▸ Directions:
Search the listing below for "Papertrans". Copy each matching line.

▸ Items:

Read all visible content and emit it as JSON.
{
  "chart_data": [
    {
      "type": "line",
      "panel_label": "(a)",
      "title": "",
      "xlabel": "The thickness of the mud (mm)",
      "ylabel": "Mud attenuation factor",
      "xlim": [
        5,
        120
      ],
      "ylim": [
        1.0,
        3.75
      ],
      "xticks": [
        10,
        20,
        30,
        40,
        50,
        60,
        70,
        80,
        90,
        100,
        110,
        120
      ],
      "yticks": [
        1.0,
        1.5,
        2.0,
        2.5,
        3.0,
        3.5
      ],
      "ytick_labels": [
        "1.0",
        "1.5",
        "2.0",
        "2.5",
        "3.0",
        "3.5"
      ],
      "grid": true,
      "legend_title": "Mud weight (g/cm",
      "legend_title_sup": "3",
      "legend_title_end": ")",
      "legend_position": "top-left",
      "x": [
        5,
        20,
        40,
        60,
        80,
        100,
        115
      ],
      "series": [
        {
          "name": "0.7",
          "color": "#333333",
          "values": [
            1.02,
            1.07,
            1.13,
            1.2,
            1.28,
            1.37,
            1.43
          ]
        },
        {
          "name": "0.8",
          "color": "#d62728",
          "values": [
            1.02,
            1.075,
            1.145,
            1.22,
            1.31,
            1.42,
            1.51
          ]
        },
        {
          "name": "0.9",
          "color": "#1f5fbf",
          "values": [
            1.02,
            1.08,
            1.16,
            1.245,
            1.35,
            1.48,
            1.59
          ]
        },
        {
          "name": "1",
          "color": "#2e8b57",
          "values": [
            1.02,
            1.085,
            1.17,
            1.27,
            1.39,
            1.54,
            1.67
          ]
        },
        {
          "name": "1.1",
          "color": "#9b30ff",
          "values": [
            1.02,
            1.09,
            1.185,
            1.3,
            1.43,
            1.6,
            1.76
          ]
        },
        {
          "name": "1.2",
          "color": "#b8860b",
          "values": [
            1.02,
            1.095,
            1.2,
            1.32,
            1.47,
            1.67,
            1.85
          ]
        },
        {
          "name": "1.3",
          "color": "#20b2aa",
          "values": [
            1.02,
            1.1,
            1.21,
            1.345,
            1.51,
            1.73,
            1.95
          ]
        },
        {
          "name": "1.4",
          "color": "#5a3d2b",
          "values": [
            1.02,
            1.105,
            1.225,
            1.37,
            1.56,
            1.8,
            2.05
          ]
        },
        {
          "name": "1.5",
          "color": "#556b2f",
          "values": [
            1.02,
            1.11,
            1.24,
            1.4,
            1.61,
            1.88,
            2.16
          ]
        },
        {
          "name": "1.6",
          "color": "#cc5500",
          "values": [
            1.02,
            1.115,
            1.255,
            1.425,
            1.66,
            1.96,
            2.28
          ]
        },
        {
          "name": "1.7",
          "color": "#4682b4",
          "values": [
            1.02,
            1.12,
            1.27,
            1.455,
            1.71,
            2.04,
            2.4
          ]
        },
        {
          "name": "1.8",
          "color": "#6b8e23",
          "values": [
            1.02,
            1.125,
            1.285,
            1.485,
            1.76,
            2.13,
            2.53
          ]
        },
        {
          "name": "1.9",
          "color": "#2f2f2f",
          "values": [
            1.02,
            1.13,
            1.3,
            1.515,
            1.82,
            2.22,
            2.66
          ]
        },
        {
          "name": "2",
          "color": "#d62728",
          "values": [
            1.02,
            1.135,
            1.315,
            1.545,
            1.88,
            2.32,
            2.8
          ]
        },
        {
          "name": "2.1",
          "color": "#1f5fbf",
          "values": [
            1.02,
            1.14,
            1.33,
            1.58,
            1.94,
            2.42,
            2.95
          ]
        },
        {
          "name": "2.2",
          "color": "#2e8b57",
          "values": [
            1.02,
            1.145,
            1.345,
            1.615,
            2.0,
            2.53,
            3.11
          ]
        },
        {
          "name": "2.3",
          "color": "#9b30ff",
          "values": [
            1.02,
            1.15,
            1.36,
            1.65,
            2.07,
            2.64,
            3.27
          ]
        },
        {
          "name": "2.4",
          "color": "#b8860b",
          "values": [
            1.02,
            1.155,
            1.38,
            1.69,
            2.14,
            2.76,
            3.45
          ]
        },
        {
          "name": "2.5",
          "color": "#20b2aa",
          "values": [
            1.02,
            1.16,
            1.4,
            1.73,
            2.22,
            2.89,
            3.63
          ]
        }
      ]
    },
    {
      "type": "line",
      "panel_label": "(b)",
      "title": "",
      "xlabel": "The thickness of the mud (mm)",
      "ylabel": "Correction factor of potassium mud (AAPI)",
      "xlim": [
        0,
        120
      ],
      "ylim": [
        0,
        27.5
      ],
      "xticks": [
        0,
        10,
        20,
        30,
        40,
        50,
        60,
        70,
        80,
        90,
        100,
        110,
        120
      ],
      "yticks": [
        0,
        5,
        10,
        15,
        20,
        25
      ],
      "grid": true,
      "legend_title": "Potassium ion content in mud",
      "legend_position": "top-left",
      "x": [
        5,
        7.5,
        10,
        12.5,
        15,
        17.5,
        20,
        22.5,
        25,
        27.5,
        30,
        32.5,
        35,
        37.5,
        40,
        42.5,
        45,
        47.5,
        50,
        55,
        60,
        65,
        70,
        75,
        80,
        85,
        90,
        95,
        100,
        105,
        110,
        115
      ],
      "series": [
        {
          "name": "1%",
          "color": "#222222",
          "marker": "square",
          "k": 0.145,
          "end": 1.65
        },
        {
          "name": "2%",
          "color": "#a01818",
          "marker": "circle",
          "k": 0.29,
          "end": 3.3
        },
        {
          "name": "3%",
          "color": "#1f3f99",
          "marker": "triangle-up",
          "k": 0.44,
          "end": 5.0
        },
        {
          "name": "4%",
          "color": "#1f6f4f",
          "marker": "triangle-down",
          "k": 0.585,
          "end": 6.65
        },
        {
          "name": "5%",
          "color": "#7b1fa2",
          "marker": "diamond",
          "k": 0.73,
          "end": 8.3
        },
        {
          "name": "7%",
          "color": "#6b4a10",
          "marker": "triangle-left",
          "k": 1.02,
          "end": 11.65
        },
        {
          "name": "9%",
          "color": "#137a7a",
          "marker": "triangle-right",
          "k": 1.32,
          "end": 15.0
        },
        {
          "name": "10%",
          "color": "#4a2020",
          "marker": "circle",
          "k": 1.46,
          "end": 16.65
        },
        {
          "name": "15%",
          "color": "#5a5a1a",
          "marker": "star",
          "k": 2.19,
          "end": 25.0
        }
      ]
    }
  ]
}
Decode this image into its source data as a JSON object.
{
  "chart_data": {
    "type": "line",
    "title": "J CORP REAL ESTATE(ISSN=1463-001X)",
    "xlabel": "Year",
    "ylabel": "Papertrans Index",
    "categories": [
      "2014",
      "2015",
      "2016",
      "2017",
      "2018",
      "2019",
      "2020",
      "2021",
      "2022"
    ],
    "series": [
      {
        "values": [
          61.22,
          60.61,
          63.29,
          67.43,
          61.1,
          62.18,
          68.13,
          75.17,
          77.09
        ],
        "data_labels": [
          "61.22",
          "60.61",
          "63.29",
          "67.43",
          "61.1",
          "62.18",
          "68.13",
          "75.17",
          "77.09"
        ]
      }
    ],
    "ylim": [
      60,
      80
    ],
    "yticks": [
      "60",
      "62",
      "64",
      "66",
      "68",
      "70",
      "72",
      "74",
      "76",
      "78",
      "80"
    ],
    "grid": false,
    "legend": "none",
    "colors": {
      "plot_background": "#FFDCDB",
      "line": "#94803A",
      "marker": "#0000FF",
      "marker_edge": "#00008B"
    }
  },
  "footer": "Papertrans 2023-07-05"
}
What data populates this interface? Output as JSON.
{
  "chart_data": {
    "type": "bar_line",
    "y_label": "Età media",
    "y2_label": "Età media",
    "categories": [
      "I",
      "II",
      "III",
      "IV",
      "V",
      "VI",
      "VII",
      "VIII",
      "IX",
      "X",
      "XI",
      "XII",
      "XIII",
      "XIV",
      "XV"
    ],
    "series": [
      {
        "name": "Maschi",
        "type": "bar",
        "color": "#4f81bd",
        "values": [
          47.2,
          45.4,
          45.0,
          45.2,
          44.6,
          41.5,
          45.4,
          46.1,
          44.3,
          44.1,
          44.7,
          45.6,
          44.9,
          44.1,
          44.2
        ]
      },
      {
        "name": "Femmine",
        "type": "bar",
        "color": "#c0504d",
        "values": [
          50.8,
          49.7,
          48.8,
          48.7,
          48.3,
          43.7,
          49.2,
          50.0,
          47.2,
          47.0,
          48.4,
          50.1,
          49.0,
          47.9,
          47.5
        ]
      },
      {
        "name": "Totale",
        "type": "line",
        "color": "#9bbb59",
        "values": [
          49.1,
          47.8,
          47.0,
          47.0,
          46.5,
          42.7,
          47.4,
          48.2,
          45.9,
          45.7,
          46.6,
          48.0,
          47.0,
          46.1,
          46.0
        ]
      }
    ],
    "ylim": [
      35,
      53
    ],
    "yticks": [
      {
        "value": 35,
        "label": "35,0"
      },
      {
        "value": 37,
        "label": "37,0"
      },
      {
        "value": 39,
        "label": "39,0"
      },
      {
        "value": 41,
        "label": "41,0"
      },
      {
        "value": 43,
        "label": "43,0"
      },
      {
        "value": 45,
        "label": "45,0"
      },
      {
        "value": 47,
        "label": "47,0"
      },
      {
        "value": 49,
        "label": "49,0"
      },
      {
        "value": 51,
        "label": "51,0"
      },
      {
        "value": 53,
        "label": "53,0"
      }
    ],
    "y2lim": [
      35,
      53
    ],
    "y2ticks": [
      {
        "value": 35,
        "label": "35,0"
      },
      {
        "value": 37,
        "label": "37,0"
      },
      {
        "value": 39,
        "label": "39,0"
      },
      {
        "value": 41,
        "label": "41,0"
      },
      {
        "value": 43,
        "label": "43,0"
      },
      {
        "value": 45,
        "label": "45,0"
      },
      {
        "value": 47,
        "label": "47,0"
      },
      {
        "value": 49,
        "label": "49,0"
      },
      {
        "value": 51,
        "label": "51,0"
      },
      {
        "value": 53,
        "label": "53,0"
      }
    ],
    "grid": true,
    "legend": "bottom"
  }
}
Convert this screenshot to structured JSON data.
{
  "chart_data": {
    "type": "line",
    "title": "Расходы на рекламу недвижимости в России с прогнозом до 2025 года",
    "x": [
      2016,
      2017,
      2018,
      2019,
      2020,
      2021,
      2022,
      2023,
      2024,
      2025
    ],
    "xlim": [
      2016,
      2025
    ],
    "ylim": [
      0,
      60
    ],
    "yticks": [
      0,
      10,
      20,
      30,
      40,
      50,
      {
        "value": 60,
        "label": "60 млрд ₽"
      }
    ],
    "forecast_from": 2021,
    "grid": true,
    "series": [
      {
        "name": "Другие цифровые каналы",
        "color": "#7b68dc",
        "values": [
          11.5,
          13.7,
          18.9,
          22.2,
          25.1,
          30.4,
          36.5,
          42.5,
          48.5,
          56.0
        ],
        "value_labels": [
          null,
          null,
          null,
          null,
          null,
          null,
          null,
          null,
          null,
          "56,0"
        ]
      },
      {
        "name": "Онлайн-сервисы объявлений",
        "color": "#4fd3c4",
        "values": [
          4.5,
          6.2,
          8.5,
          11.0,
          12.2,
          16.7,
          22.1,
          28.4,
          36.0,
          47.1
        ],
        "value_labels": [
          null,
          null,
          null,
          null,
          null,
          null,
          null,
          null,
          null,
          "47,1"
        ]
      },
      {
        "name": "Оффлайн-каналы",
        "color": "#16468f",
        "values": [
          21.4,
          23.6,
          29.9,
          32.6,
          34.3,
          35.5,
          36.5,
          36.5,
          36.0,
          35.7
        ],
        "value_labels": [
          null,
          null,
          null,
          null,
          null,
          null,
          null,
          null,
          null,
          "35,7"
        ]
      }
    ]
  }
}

▸ Answer below:
    "ylabel": "Papertrans Index",
  "footer": "Papertrans 2023-07-05"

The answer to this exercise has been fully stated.